-- DATASET EXTRACT --
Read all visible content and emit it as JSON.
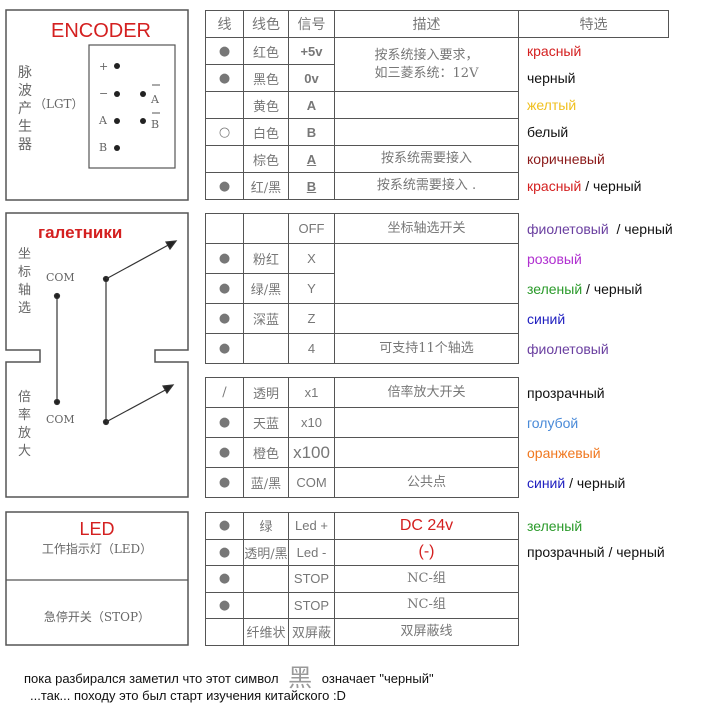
{
  "colors": {
    "red": "#d42020",
    "black": "#111111",
    "yellow": "#f0c020",
    "brown": "#8b1a1a",
    "purple": "#6a3fa0",
    "pink": "#b030d0",
    "green": "#2a9a2a",
    "blue": "#2020c0",
    "lightblue": "#4a8ad8",
    "orange": "#f07820"
  },
  "encoder_panel": {
    "title": "ENCODER",
    "label_cn": [
      "脉",
      "波",
      "产",
      "生",
      "器"
    ],
    "label_lgt": "（LGT）",
    "pins": {
      "plus": "+",
      "minus": "−",
      "a": "A",
      "b": "B",
      "a_bar": "A",
      "b_bar": "B"
    }
  },
  "switch_panel": {
    "title": "галетники",
    "axis_label": [
      "坐",
      "标",
      "轴",
      "选"
    ],
    "mult_label": [
      "倍",
      "率",
      "放",
      "大"
    ],
    "com_top": "COM",
    "com_bottom": "COM"
  },
  "led_panel": {
    "title": "LED",
    "led_label": "工作指示灯（LED）",
    "stop_label": "急停开关（STOP）"
  },
  "table_header": {
    "wire": "线",
    "color": "线色",
    "signal": "信号",
    "desc": "描述",
    "option": "特选"
  },
  "tables": [
    {
      "rows": [
        {
          "dot": "●",
          "color_cn": "红色",
          "signal": "+5v",
          "desc": "按系统接入要求，\n如三菱系统：12V",
          "ru": [
            {
              "t": "красный",
              "c": "red"
            }
          ]
        },
        {
          "dot": "●",
          "color_cn": "黑色",
          "signal": "0v",
          "ru": [
            {
              "t": "черный",
              "c": "black"
            }
          ]
        },
        {
          "dot": "",
          "color_cn": "黄色",
          "signal": "A",
          "desc": "",
          "ru": [
            {
              "t": "желтый",
              "c": "yellow"
            }
          ]
        },
        {
          "dot": "○",
          "color_cn": "白色",
          "signal": "B",
          "desc": "",
          "ru": [
            {
              "t": "белый",
              "c": "black"
            }
          ]
        },
        {
          "dot": "",
          "color_cn": "棕色",
          "signal": "A",
          "desc": "按系统需要接入",
          "ru": [
            {
              "t": "коричневый",
              "c": "brown"
            }
          ]
        },
        {
          "dot": "●",
          "color_cn": "红/黑",
          "signal": "B",
          "desc": "按系统需要接入 .",
          "ru": [
            {
              "t": "красный",
              "c": "red"
            },
            {
              "t": " / черный",
              "c": "black"
            }
          ]
        }
      ]
    },
    {
      "rows": [
        {
          "dot": "",
          "color_cn": "",
          "signal": "OFF",
          "desc": "坐标轴选开关",
          "ru": [
            {
              "t": "фиолетовый",
              "c": "purple"
            },
            {
              "t": "  / черный",
              "c": "black"
            }
          ]
        },
        {
          "dot": "●",
          "color_cn": "粉红",
          "signal": "X",
          "desc": "",
          "ru": [
            {
              "t": "розовый",
              "c": "pink"
            }
          ]
        },
        {
          "dot": "●",
          "color_cn": "绿/黑",
          "signal": "Y",
          "ru": [
            {
              "t": "зеленый",
              "c": "green"
            },
            {
              "t": " / черный",
              "c": "black"
            }
          ]
        },
        {
          "dot": "●",
          "color_cn": "深蓝",
          "signal": "Z",
          "desc": "",
          "ru": [
            {
              "t": "синий",
              "c": "blue"
            }
          ]
        },
        {
          "dot": "●",
          "color_cn": "",
          "signal": "4",
          "desc": "可支持11个轴选",
          "ru": [
            {
              "t": "фиолетовый",
              "c": "purple"
            }
          ]
        }
      ]
    },
    {
      "rows": [
        {
          "dot": "/",
          "color_cn": "透明",
          "signal": "x1",
          "desc": "倍率放大开关",
          "ru": [
            {
              "t": "прозрачный",
              "c": "black"
            }
          ]
        },
        {
          "dot": "●",
          "color_cn": "天蓝",
          "signal": "x10",
          "desc": "",
          "ru": [
            {
              "t": "голубой",
              "c": "lightblue"
            }
          ]
        },
        {
          "dot": "●",
          "color_cn": "橙色",
          "signal": "x100",
          "desc": "",
          "ru": [
            {
              "t": "оранжевый",
              "c": "orange"
            }
          ]
        },
        {
          "dot": "●",
          "color_cn": "蓝/黑",
          "signal": "COM",
          "desc": "公共点",
          "ru": [
            {
              "t": "синий",
              "c": "blue"
            },
            {
              "t": " / черный",
              "c": "black"
            }
          ]
        }
      ]
    },
    {
      "rows": [
        {
          "dot": "●",
          "color_cn": "绿",
          "signal": "Led +",
          "desc": "DC 24v",
          "ru": [
            {
              "t": "зеленый",
              "c": "green"
            }
          ]
        },
        {
          "dot": "●",
          "color_cn": "透明/黑",
          "signal": "Led -",
          "desc": "(-)",
          "ru": [
            {
              "t": "прозрачный / черный",
              "c": "black"
            }
          ]
        },
        {
          "dot": "●",
          "color_cn": "",
          "signal": "STOP",
          "desc": "NC-组",
          "ru": []
        },
        {
          "dot": "●",
          "color_cn": "",
          "signal": "STOP",
          "desc": "NC-组",
          "ru": []
        },
        {
          "dot": "",
          "color_cn": "纤维状",
          "signal": "双屏蔽",
          "desc": "双屏蔽线",
          "ru": []
        }
      ]
    }
  ],
  "notes": {
    "line1_before": "пока разбирался заметил что этот символ",
    "symbol": "黑",
    "line1_after": "означает \"черный\"",
    "line2": "...так... походу это был старт изучения китайского :D"
  }
}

-- WHAT IS REQUIRED --
Write out every line of the preceding listing that contains "title".

-- RESULT --
    "title": "ENCODER",
    "title": "галетники",
    "title": "LED",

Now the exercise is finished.